(The task):
Using the data below, copy each line that includes the word "text".

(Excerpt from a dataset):
════

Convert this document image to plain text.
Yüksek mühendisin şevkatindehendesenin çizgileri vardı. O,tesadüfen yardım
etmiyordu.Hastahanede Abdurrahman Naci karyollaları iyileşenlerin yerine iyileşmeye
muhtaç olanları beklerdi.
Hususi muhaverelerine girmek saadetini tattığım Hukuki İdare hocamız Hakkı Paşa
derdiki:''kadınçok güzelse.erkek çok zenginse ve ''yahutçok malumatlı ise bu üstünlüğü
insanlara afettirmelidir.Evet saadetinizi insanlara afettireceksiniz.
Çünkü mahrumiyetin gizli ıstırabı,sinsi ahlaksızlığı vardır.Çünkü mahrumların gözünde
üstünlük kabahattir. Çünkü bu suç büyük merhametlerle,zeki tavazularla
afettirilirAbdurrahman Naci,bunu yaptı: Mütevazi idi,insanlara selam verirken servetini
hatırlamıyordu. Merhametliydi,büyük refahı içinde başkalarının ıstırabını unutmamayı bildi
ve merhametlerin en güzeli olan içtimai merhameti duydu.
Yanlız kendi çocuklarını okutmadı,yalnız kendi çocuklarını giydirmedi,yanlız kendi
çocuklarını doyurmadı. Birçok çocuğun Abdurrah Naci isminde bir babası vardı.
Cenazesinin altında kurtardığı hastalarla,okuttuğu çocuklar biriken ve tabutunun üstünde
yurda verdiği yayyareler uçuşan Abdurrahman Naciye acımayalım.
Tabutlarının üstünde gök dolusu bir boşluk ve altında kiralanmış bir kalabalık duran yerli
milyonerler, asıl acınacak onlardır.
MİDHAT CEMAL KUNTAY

════

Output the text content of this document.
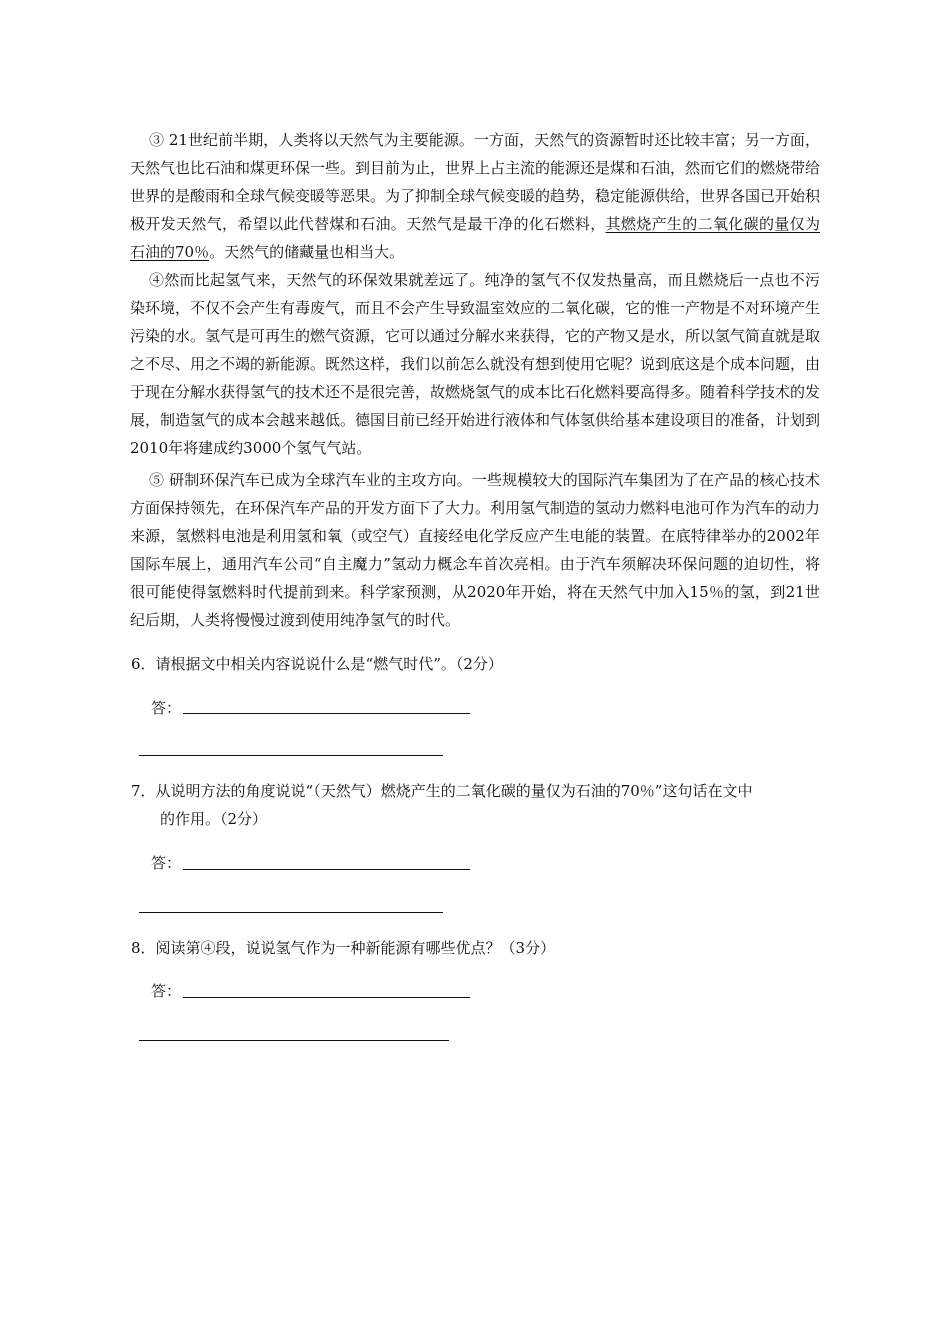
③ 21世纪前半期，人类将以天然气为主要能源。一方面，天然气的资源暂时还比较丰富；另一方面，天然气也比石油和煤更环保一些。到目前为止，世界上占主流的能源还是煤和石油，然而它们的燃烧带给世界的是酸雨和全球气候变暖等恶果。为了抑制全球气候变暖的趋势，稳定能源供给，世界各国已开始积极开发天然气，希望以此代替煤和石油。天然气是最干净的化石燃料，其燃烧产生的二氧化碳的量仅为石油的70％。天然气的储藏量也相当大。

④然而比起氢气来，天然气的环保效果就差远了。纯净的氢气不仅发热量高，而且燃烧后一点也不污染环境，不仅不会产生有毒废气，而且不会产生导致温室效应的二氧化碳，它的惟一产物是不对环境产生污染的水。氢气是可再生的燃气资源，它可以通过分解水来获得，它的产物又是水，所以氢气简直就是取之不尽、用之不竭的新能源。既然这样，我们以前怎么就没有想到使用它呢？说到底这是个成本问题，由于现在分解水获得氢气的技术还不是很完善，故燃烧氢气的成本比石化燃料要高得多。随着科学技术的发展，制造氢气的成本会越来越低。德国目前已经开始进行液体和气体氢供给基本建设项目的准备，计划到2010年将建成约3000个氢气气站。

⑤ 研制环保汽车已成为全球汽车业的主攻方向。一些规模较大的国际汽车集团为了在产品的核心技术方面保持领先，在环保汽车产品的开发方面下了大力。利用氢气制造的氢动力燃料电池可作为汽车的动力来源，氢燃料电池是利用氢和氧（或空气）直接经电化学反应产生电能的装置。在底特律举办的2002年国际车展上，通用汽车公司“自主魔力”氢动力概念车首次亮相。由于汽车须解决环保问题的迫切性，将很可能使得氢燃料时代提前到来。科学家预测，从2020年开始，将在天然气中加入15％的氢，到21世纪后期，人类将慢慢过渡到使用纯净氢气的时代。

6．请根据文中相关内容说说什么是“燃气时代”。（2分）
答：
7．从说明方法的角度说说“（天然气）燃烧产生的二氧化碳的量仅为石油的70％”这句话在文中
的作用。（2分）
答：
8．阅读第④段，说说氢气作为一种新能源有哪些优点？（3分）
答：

════

(Response below):
Convert this document image to plain text.
Output the text content of this document.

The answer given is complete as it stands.